• **TASK PROMPT**
Write out the listing beneath this instruction in its entirety, exactly as it reads.
**** RECORDS SHOWN ****
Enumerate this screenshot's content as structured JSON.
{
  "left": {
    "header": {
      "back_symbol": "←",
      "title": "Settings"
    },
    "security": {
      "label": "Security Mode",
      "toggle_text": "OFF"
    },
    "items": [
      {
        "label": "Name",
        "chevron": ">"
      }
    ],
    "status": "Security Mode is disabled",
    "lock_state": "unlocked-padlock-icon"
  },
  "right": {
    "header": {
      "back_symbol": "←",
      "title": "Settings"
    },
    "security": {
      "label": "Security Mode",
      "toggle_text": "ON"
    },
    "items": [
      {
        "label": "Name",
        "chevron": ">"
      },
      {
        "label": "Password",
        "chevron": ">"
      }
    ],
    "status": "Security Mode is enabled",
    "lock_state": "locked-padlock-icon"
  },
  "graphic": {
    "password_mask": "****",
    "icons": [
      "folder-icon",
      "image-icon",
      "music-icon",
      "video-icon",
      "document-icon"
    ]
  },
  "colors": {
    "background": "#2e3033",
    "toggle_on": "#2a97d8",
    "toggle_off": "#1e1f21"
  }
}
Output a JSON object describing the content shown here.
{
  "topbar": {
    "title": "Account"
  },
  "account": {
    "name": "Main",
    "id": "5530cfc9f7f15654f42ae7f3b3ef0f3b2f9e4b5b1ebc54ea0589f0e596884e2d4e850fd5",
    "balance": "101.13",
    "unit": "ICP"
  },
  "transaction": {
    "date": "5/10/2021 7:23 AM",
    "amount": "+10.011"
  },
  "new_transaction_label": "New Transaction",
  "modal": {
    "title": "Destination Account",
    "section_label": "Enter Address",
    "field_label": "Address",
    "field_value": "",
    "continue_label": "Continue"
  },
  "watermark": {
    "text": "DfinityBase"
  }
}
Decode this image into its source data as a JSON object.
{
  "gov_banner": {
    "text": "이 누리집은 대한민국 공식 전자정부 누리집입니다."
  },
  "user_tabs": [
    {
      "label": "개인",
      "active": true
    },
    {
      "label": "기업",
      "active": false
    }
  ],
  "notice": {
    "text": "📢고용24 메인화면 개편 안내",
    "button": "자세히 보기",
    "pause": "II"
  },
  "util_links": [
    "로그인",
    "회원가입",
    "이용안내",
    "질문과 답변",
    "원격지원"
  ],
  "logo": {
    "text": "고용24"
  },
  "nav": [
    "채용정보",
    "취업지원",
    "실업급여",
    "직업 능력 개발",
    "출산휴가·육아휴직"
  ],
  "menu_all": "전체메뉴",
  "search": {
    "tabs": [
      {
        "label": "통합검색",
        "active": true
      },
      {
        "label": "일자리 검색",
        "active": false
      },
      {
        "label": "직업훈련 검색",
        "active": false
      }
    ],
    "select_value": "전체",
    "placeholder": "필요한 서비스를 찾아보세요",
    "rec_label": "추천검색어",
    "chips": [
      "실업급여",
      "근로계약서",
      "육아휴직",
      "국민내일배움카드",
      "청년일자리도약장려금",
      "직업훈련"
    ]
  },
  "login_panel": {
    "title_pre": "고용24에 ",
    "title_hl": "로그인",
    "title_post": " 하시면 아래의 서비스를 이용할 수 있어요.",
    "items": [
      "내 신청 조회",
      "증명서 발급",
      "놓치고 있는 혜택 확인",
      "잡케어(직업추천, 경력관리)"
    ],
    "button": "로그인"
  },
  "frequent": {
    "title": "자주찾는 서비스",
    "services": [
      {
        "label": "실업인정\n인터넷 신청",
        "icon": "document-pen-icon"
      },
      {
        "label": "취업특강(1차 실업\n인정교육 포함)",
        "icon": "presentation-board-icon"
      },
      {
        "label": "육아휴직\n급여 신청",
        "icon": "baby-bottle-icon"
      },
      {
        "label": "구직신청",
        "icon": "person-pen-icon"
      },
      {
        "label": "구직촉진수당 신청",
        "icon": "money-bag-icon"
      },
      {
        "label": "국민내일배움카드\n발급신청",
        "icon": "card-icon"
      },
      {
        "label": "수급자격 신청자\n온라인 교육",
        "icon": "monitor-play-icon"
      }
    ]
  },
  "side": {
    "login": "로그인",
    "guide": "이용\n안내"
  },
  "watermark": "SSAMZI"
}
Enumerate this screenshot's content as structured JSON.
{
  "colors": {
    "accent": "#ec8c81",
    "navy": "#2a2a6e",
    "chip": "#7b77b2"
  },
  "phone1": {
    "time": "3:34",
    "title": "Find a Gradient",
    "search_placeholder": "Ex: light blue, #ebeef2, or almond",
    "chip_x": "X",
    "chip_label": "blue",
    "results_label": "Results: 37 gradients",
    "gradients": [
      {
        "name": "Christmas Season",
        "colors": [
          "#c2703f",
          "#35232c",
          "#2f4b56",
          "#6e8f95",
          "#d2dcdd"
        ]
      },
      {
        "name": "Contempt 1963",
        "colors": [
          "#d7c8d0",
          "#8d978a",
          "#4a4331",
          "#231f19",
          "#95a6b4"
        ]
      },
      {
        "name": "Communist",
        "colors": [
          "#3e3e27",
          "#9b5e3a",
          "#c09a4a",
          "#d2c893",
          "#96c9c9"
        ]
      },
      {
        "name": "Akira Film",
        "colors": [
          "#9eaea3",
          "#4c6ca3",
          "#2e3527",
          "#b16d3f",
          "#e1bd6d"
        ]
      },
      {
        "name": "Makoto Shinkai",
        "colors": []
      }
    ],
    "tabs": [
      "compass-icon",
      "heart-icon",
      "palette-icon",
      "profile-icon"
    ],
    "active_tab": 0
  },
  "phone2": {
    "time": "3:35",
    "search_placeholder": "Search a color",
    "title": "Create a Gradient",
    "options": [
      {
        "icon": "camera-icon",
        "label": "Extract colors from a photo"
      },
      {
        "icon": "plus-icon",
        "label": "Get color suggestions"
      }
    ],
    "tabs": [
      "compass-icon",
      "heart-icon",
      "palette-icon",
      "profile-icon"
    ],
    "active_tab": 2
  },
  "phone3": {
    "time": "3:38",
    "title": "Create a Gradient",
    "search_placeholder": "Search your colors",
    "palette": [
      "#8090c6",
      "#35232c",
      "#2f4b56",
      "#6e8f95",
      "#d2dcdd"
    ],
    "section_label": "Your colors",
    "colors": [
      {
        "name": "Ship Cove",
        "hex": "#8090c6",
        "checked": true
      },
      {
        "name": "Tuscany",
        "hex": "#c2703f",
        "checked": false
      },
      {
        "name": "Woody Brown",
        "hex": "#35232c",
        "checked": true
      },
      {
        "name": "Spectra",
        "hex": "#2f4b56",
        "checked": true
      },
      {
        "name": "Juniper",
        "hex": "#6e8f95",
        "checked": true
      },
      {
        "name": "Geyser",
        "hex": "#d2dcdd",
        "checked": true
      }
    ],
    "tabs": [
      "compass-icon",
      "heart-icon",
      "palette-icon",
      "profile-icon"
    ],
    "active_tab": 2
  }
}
****
• **WRITTEN SOLUTION**
Enumerate this screenshot's content as structured JSON.
{
  "left": {
    "header": {
      "back_symbol": "←",
      "title": "Settings"
    },
    "security": {
      "label": "Security Mode",
      "toggle_text": "OFF"
    },
    "items": [
      {
        "label": "Name",
        "chevron": ">"
      }
    ],
    "status": "Security Mode is disabled",
    "lock_state": "unlocked-padlock-icon"
  },
  "right": {
    "header": {
      "back_symbol": "←",
      "title": "Settings"
    },
    "security": {
      "label": "Security Mode",
      "toggle_text": "ON"
    },
    "items": [
      {
        "label": "Name",
        "chevron": ">"
      },
      {
        "label": "Password",
        "chevron": ">"
      }
    ],
    "status": "Security Mode is enabled",
    "lock_state": "locked-padlock-icon"
  },
  "graphic": {
    "password_mask": "****",
    "icons": [
      "folder-icon",
      "image-icon",
      "music-icon",
      "video-icon",
      "document-icon"
    ]
  },
  "colors": {
    "background": "#2e3033",
    "toggle_on": "#2a97d8",
    "toggle_off": "#1e1f21"
  }
}
Output a JSON object describing the content shown here.
{
  "topbar": {
    "title": "Account"
  },
  "account": {
    "name": "Main",
    "id": "5530cfc9f7f15654f42ae7f3b3ef0f3b2f9e4b5b1ebc54ea0589f0e596884e2d4e850fd5",
    "balance": "101.13",
    "unit": "ICP"
  },
  "transaction": {
    "date": "5/10/2021 7:23 AM",
    "amount": "+10.011"
  },
  "new_transaction_label": "New Transaction",
  "modal": {
    "title": "Destination Account",
    "section_label": "Enter Address",
    "field_label": "Address",
    "field_value": "",
    "continue_label": "Continue"
  },
  "watermark": {
    "text": "DfinityBase"
  }
}
Decode this image into its source data as a JSON object.
{
  "gov_banner": {
    "text": "이 누리집은 대한민국 공식 전자정부 누리집입니다."
  },
  "user_tabs": [
    {
      "label": "개인",
      "active": true
    },
    {
      "label": "기업",
      "active": false
    }
  ],
  "notice": {
    "text": "📢고용24 메인화면 개편 안내",
    "button": "자세히 보기",
    "pause": "II"
  },
  "util_links": [
    "로그인",
    "회원가입",
    "이용안내",
    "질문과 답변",
    "원격지원"
  ],
  "logo": {
    "text": "고용24"
  },
  "nav": [
    "채용정보",
    "취업지원",
    "실업급여",
    "직업 능력 개발",
    "출산휴가·육아휴직"
  ],
  "menu_all": "전체메뉴",
  "search": {
    "tabs": [
      {
        "label": "통합검색",
        "active": true
      },
      {
        "label": "일자리 검색",
        "active": false
      },
      {
        "label": "직업훈련 검색",
        "active": false
      }
    ],
    "select_value": "전체",
    "placeholder": "필요한 서비스를 찾아보세요",
    "rec_label": "추천검색어",
    "chips": [
      "실업급여",
      "근로계약서",
      "육아휴직",
      "국민내일배움카드",
      "청년일자리도약장려금",
      "직업훈련"
    ]
  },
  "login_panel": {
    "title_pre": "고용24에 ",
    "title_hl": "로그인",
    "title_post": " 하시면 아래의 서비스를 이용할 수 있어요.",
    "items": [
      "내 신청 조회",
      "증명서 발급",
      "놓치고 있는 혜택 확인",
      "잡케어(직업추천, 경력관리)"
    ],
    "button": "로그인"
  },
  "frequent": {
    "title": "자주찾는 서비스",
    "services": [
      {
        "label": "실업인정\n인터넷 신청",
        "icon": "document-pen-icon"
      },
      {
        "label": "취업특강(1차 실업\n인정교육 포함)",
        "icon": "presentation-board-icon"
      },
      {
        "label": "육아휴직\n급여 신청",
        "icon": "baby-bottle-icon"
      },
      {
        "label": "구직신청",
        "icon": "person-pen-icon"
      },
      {
        "label": "구직촉진수당 신청",
        "icon": "money-bag-icon"
      },
      {
        "label": "국민내일배움카드\n발급신청",
        "icon": "card-icon"
      },
      {
        "label": "수급자격 신청자\n온라인 교육",
        "icon": "monitor-play-icon"
      }
    ]
  },
  "side": {
    "login": "로그인",
    "guide": "이용\n안내"
  },
  "watermark": "SSAMZI"
}
Enumerate this screenshot's content as structured JSON.
{
  "colors": {
    "accent": "#ec8c81",
    "navy": "#2a2a6e",
    "chip": "#7b77b2"
  },
  "phone1": {
    "time": "3:34",
    "title": "Find a Gradient",
    "search_placeholder": "Ex: light blue, #ebeef2, or almond",
    "chip_x": "X",
    "chip_label": "blue",
    "results_label": "Results: 37 gradients",
    "gradients": [
      {
        "name": "Christmas Season",
        "colors": [
          "#c2703f",
          "#35232c",
          "#2f4b56",
          "#6e8f95",
          "#d2dcdd"
        ]
      },
      {
        "name": "Contempt 1963",
        "colors": [
          "#d7c8d0",
          "#8d978a",
          "#4a4331",
          "#231f19",
          "#95a6b4"
        ]
      },
      {
        "name": "Communist",
        "colors": [
          "#3e3e27",
          "#9b5e3a",
          "#c09a4a",
          "#d2c893",
          "#96c9c9"
        ]
      },
      {
        "name": "Akira Film",
        "colors": [
          "#9eaea3",
          "#4c6ca3",
          "#2e3527",
          "#b16d3f",
          "#e1bd6d"
        ]
      },
      {
        "name": "Makoto Shinkai",
        "colors": []
      }
    ],
    "tabs": [
      "compass-icon",
      "heart-icon",
      "palette-icon",
      "profile-icon"
    ],
    "active_tab": 0
  },
  "phone2": {
    "time": "3:35",
    "search_placeholder": "Search a color",
    "title": "Create a Gradient",
    "options": [
      {
        "icon": "camera-icon",
        "label": "Extract colors from a photo"
      },
      {
        "icon": "plus-icon",
        "label": "Get color suggestions"
      }
    ],
    "tabs": [
      "compass-icon",
      "heart-icon",
      "palette-icon",
      "profile-icon"
    ],
    "active_tab": 2
  },
  "phone3": {
    "time": "3:38",
    "title": "Create a Gradient",
    "search_placeholder": "Search your colors",
    "palette": [
      "#8090c6",
      "#35232c",
      "#2f4b56",
      "#6e8f95",
      "#d2dcdd"
    ],
    "section_label": "Your colors",
    "colors": [
      {
        "name": "Ship Cove",
        "hex": "#8090c6",
        "checked": true
      },
      {
        "name": "Tuscany",
        "hex": "#c2703f",
        "checked": false
      },
      {
        "name": "Woody Brown",
        "hex": "#35232c",
        "checked": true
      },
      {
        "name": "Spectra",
        "hex": "#2f4b56",
        "checked": true
      },
      {
        "name": "Juniper",
        "hex": "#6e8f95",
        "checked": true
      },
      {
        "name": "Geyser",
        "hex": "#d2dcdd",
        "checked": true
      }
    ],
    "tabs": [
      "compass-icon",
      "heart-icon",
      "palette-icon",
      "profile-icon"
    ],
    "active_tab": 2
  }
}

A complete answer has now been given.